__YOUR TASK__. Return the material below in full and exactly.

Records contained in a dataset:
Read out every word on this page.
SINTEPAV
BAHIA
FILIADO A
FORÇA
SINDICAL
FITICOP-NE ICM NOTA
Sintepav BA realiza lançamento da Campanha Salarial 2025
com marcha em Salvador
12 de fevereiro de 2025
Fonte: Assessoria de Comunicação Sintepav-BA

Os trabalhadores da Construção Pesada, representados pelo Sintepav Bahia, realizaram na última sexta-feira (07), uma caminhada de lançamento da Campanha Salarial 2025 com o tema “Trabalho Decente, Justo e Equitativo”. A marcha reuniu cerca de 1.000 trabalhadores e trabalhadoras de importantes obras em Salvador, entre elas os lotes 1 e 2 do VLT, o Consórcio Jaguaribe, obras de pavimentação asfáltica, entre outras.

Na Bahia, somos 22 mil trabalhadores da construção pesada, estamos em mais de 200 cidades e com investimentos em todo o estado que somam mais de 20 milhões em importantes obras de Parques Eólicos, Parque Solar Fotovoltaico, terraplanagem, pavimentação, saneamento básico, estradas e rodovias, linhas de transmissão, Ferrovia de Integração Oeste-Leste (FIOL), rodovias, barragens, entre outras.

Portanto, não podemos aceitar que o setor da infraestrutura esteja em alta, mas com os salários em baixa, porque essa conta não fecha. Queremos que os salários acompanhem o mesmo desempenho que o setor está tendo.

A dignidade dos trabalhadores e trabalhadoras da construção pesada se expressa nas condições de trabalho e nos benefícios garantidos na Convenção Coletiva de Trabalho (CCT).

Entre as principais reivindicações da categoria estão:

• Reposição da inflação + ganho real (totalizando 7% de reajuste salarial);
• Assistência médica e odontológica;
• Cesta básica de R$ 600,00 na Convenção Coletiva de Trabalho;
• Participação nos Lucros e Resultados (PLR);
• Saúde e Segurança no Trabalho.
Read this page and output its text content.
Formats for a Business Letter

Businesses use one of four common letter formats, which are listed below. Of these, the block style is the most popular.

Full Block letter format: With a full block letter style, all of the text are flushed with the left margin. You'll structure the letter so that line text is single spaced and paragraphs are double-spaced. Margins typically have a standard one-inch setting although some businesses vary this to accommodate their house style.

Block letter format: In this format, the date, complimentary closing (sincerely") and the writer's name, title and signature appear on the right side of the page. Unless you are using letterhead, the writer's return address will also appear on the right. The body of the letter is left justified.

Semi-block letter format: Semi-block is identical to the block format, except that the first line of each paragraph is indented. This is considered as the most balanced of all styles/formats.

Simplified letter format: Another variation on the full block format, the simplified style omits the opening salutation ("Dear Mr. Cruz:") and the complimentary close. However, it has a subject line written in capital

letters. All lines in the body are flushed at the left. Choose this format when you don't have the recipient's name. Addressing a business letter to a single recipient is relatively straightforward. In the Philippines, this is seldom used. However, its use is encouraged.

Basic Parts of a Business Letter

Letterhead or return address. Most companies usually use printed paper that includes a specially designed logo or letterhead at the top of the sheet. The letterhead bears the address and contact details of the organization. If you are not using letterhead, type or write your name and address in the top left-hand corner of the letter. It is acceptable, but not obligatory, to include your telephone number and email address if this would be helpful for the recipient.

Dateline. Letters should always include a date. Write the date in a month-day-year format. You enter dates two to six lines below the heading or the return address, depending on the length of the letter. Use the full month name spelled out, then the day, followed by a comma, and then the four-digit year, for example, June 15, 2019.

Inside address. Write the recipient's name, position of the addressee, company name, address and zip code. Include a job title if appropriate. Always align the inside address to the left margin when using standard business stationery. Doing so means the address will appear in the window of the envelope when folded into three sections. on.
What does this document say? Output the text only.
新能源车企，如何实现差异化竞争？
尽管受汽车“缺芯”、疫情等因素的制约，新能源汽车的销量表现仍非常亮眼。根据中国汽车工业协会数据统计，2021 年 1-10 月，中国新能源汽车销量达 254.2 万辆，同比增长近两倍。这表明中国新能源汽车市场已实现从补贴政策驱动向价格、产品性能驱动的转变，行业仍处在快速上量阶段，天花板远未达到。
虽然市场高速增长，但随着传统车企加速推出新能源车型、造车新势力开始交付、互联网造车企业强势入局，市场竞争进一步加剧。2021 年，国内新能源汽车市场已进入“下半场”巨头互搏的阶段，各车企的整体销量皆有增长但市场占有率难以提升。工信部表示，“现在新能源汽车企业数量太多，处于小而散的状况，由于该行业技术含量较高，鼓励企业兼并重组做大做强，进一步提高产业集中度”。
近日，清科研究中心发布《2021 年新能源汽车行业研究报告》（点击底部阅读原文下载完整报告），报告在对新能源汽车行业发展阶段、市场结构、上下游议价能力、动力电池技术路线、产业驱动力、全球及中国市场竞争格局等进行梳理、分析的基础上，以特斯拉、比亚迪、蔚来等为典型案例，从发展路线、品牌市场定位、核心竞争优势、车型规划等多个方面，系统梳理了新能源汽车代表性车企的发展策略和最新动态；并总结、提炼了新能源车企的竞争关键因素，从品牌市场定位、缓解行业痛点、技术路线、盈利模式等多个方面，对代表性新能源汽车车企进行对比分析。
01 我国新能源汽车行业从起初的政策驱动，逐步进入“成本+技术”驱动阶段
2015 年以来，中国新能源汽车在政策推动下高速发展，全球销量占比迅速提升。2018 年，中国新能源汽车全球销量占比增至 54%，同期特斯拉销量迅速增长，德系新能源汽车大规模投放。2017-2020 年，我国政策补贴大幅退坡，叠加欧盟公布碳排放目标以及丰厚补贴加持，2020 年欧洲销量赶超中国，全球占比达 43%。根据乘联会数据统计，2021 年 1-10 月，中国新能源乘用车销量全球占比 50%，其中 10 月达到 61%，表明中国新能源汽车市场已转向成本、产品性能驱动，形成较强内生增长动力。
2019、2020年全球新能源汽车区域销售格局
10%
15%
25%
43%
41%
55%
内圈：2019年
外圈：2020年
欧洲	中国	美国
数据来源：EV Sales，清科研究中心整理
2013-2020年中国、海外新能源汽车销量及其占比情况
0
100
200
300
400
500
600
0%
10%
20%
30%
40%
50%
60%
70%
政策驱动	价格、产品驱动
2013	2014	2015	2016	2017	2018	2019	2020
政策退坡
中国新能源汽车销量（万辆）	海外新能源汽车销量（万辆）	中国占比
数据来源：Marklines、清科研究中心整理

__EXERCISE ANSWER__.
Read out every word on this page.
SINTEPAV
BAHIA
FILIADO A
FORÇA
SINDICAL
FITICOP-NE ICM NOTA
Sintepav BA realiza lançamento da Campanha Salarial 2025
com marcha em Salvador
12 de fevereiro de 2025
Fonte: Assessoria de Comunicação Sintepav-BA

Os trabalhadores da Construção Pesada, representados pelo Sintepav Bahia, realizaram na última sexta-feira (07), uma caminhada de lançamento da Campanha Salarial 2025 com o tema “Trabalho Decente, Justo e Equitativo”. A marcha reuniu cerca de 1.000 trabalhadores e trabalhadoras de importantes obras em Salvador, entre elas os lotes 1 e 2 do VLT, o Consórcio Jaguaribe, obras de pavimentação asfáltica, entre outras.

Na Bahia, somos 22 mil trabalhadores da construção pesada, estamos em mais de 200 cidades e com investimentos em todo o estado que somam mais de 20 milhões em importantes obras de Parques Eólicos, Parque Solar Fotovoltaico, terraplanagem, pavimentação, saneamento básico, estradas e rodovias, linhas de transmissão, Ferrovia de Integração Oeste-Leste (FIOL), rodovias, barragens, entre outras.

Portanto, não podemos aceitar que o setor da infraestrutura esteja em alta, mas com os salários em baixa, porque essa conta não fecha. Queremos que os salários acompanhem o mesmo desempenho que o setor está tendo.

A dignidade dos trabalhadores e trabalhadoras da construção pesada se expressa nas condições de trabalho e nos benefícios garantidos na Convenção Coletiva de Trabalho (CCT).

Entre as principais reivindicações da categoria estão:

• Reposição da inflação + ganho real (totalizando 7% de reajuste salarial);
• Assistência médica e odontológica;
• Cesta básica de R$ 600,00 na Convenção Coletiva de Trabalho;
• Participação nos Lucros e Resultados (PLR);
• Saúde e Segurança no Trabalho.
Read this page and output its text content.
Formats for a Business Letter

Businesses use one of four common letter formats, which are listed below. Of these, the block style is the most popular.

Full Block letter format: With a full block letter style, all of the text are flushed with the left margin. You'll structure the letter so that line text is single spaced and paragraphs are double-spaced. Margins typically have a standard one-inch setting although some businesses vary this to accommodate their house style.

Block letter format: In this format, the date, complimentary closing (sincerely") and the writer's name, title and signature appear on the right side of the page. Unless you are using letterhead, the writer's return address will also appear on the right. The body of the letter is left justified.

Semi-block letter format: Semi-block is identical to the block format, except that the first line of each paragraph is indented. This is considered as the most balanced of all styles/formats.

Simplified letter format: Another variation on the full block format, the simplified style omits the opening salutation ("Dear Mr. Cruz:") and the complimentary close. However, it has a subject line written in capital

letters. All lines in the body are flushed at the left. Choose this format when you don't have the recipient's name. Addressing a business letter to a single recipient is relatively straightforward. In the Philippines, this is seldom used. However, its use is encouraged.

Basic Parts of a Business Letter

Letterhead or return address. Most companies usually use printed paper that includes a specially designed logo or letterhead at the top of the sheet. The letterhead bears the address and contact details of the organization. If you are not using letterhead, type or write your name and address in the top left-hand corner of the letter. It is acceptable, but not obligatory, to include your telephone number and email address if this would be helpful for the recipient.

Dateline. Letters should always include a date. Write the date in a month-day-year format. You enter dates two to six lines below the heading or the return address, depending on the length of the letter. Use the full month name spelled out, then the day, followed by a comma, and then the four-digit year, for example, June 15, 2019.

Inside address. Write the recipient's name, position of the addressee, company name, address and zip code. Include a job title if appropriate. Always align the inside address to the left margin when using standard business stationery. Doing so means the address will appear in the window of the envelope when folded into three sections. on.
What does this document say? Output the text only.
新能源车企，如何实现差异化竞争？
尽管受汽车“缺芯”、疫情等因素的制约，新能源汽车的销量表现仍非常亮眼。根据中国汽车工业协会数据统计，2021 年 1-10 月，中国新能源汽车销量达 254.2 万辆，同比增长近两倍。这表明中国新能源汽车市场已实现从补贴政策驱动向价格、产品性能驱动的转变，行业仍处在快速上量阶段，天花板远未达到。
虽然市场高速增长，但随着传统车企加速推出新能源车型、造车新势力开始交付、互联网造车企业强势入局，市场竞争进一步加剧。2021 年，国内新能源汽车市场已进入“下半场”巨头互搏的阶段，各车企的整体销量皆有增长但市场占有率难以提升。工信部表示，“现在新能源汽车企业数量太多，处于小而散的状况，由于该行业技术含量较高，鼓励企业兼并重组做大做强，进一步提高产业集中度”。
近日，清科研究中心发布《2021 年新能源汽车行业研究报告》（点击底部阅读原文下载完整报告），报告在对新能源汽车行业发展阶段、市场结构、上下游议价能力、动力电池技术路线、产业驱动力、全球及中国市场竞争格局等进行梳理、分析的基础上，以特斯拉、比亚迪、蔚来等为典型案例，从发展路线、品牌市场定位、核心竞争优势、车型规划等多个方面，系统梳理了新能源汽车代表性车企的发展策略和最新动态；并总结、提炼了新能源车企的竞争关键因素，从品牌市场定位、缓解行业痛点、技术路线、盈利模式等多个方面，对代表性新能源汽车车企进行对比分析。
01 我国新能源汽车行业从起初的政策驱动，逐步进入“成本+技术”驱动阶段
2015 年以来，中国新能源汽车在政策推动下高速发展，全球销量占比迅速提升。2018 年，中国新能源汽车全球销量占比增至 54%，同期特斯拉销量迅速增长，德系新能源汽车大规模投放。2017-2020 年，我国政策补贴大幅退坡，叠加欧盟公布碳排放目标以及丰厚补贴加持，2020 年欧洲销量赶超中国，全球占比达 43%。根据乘联会数据统计，2021 年 1-10 月，中国新能源乘用车销量全球占比 50%，其中 10 月达到 61%，表明中国新能源汽车市场已转向成本、产品性能驱动，形成较强内生增长动力。
2019、2020年全球新能源汽车区域销售格局
10%
15%
25%
43%
41%
55%
内圈：2019年
外圈：2020年
欧洲	中国	美国
数据来源：EV Sales，清科研究中心整理
2013-2020年中国、海外新能源汽车销量及其占比情况
0
100
200
300
400
500
600
0%
10%
20%
30%
40%
50%
60%
70%
政策驱动	价格、产品驱动
2013	2014	2015	2016	2017	2018	2019	2020
政策退坡
中国新能源汽车销量（万辆）	海外新能源汽车销量（万辆）	中国占比
数据来源：Marklines、清科研究中心整理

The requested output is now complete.